§ Problem
Word for word, repeat the entries, minus the pictures.

Extracted records
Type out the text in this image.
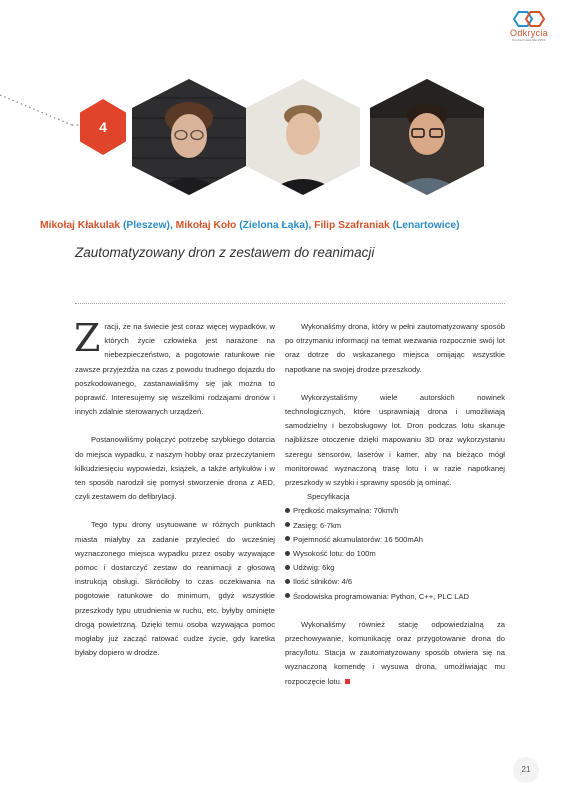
Odkrycia
Poczta Polska Mal ZPKS
4
Mikołaj Kłakulak (Pleszew), Mikołaj Koło (Zielona Łąka), Filip Szafraniak (Lenartowice)
Zautomatyzowany dron z zestawem do reanimacji

Zracji, że na świecie jest coraz więcej wypadków, w których życie człowieka jest narażone na niebezpieczeństwo, a pogotowie ratunkowe nie zawsze przyjeżdża na czas z powodu trudnego dojazdu do poszkodowanego, zastanawialiśmy się jak można to poprawić. Interesujemy się wszelkimi rodzajami dronów i innych zdalnie sterowanych urządzeń.

Postanowiliśmy połączyć potrzebę szybkiego dotarcia do miejsca wypadku, z naszym hobby oraz przeczytaniem kilkudziesięciu wypowiedzi, książek, a także artykułów i w ten sposób narodził się pomysł stworzenie drona z AED, czyli zestawem do defibrylacji.

Tego typu drony usytuowane w różnych punktach miasta miałyby za zadanie przylecieć do wcześniej wyznaczonego miejsca wypadku przez osoby wzywające pomoc i dostarczyć zestaw do reanimacji z głosową instrukcją obsługi. Skróciłoby to czas oczekiwania na pogotowie ratunkowe do minimum, gdyż wszystkie przeszkody typu utrudnienia w ruchu, etc. byłyby ominięte drogą powietrzną. Dzięki temu osoba wzywająca pomoc mogłaby już zacząć ratować cudze życie, gdy karetka byłaby dopiero w drodze.

Wykonaliśmy drona, który w pełni zautomatyzowany sposób po otrzymaniu informacji na temat wezwania rozpocznie swój lot oraz dotrze do wskazanego miejsca omijając wszystkie napotkane na swojej drodze przeszkody.

Wykorzystaliśmy wiele autorskich nowinek technologicznych, które usprawniają drona i umożliwiają samodzielny i bezobsługowy lot. Dron podczas lotu skanuje najbliższe otoczenie dzięki mapowaniu 3D oraz wykorzystaniu szeregu sensorów, laserów i kamer, aby na bieżąco mógł monitorować wyznaczoną trasę lotu i w razie napotkanej przeszkody w szybki i sprawny sposób ją ominąć.

Specyfikacja

Prędkość maksymalna: 70km/h
Zasięg: 6-7km
Pojemność akumulatorów: 16 500mAh
Wysokość lotu: do 100m
Udźwig: 6kg
Ilość silników: 4/6
Środowiska programowania: Python, C++, PLC LAD

Wykonaliśmy również stację odpowiedzialną za przechowywanie, komunikację oraz przygotowanie drona do pracy/lotu. Stacja w zautomatyzowany sposób otwiera się na wyznaczoną komendę i wysuwa drona, umożliwiając mu rozpoczęcie lotu.

21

§ Expected answer
Type out the text in this image.
Odkrycia
Poczta Polska Mal ZPKS
4
Mikołaj Kłakulak (Pleszew), Mikołaj Koło (Zielona Łąka), Filip Szafraniak (Lenartowice)
Zautomatyzowany dron z zestawem do reanimacji

Zracji, że na świecie jest coraz więcej wypadków, w których życie człowieka jest narażone na niebezpieczeństwo, a pogotowie ratunkowe nie zawsze przyjeżdża na czas z powodu trudnego dojazdu do poszkodowanego, zastanawialiśmy się jak można to poprawić. Interesujemy się wszelkimi rodzajami dronów i innych zdalnie sterowanych urządzeń.

Postanowiliśmy połączyć potrzebę szybkiego dotarcia do miejsca wypadku, z naszym hobby oraz przeczytaniem kilkudziesięciu wypowiedzi, książek, a także artykułów i w ten sposób narodził się pomysł stworzenie drona z AED, czyli zestawem do defibrylacji.

Tego typu drony usytuowane w różnych punktach miasta miałyby za zadanie przylecieć do wcześniej wyznaczonego miejsca wypadku przez osoby wzywające pomoc i dostarczyć zestaw do reanimacji z głosową instrukcją obsługi. Skróciłoby to czas oczekiwania na pogotowie ratunkowe do minimum, gdyż wszystkie przeszkody typu utrudnienia w ruchu, etc. byłyby ominięte drogą powietrzną. Dzięki temu osoba wzywająca pomoc mogłaby już zacząć ratować cudze życie, gdy karetka byłaby dopiero w drodze.

Wykonaliśmy drona, który w pełni zautomatyzowany sposób po otrzymaniu informacji na temat wezwania rozpocznie swój lot oraz dotrze do wskazanego miejsca omijając wszystkie napotkane na swojej drodze przeszkody.

Wykorzystaliśmy wiele autorskich nowinek technologicznych, które usprawniają drona i umożliwiają samodzielny i bezobsługowy lot. Dron podczas lotu skanuje najbliższe otoczenie dzięki mapowaniu 3D oraz wykorzystaniu szeregu sensorów, laserów i kamer, aby na bieżąco mógł monitorować wyznaczoną trasę lotu i w razie napotkanej przeszkody w szybki i sprawny sposób ją ominąć.

Specyfikacja

Prędkość maksymalna: 70km/h
Zasięg: 6-7km
Pojemność akumulatorów: 16 500mAh
Wysokość lotu: do 100m
Udźwig: 6kg
Ilość silników: 4/6
Środowiska programowania: Python, C++, PLC LAD

Wykonaliśmy również stację odpowiedzialną za przechowywanie, komunikację oraz przygotowanie drona do pracy/lotu. Stacja w zautomatyzowany sposób otwiera się na wyznaczoną komendę i wysuwa drona, umożliwiając mu rozpoczęcie lotu.

21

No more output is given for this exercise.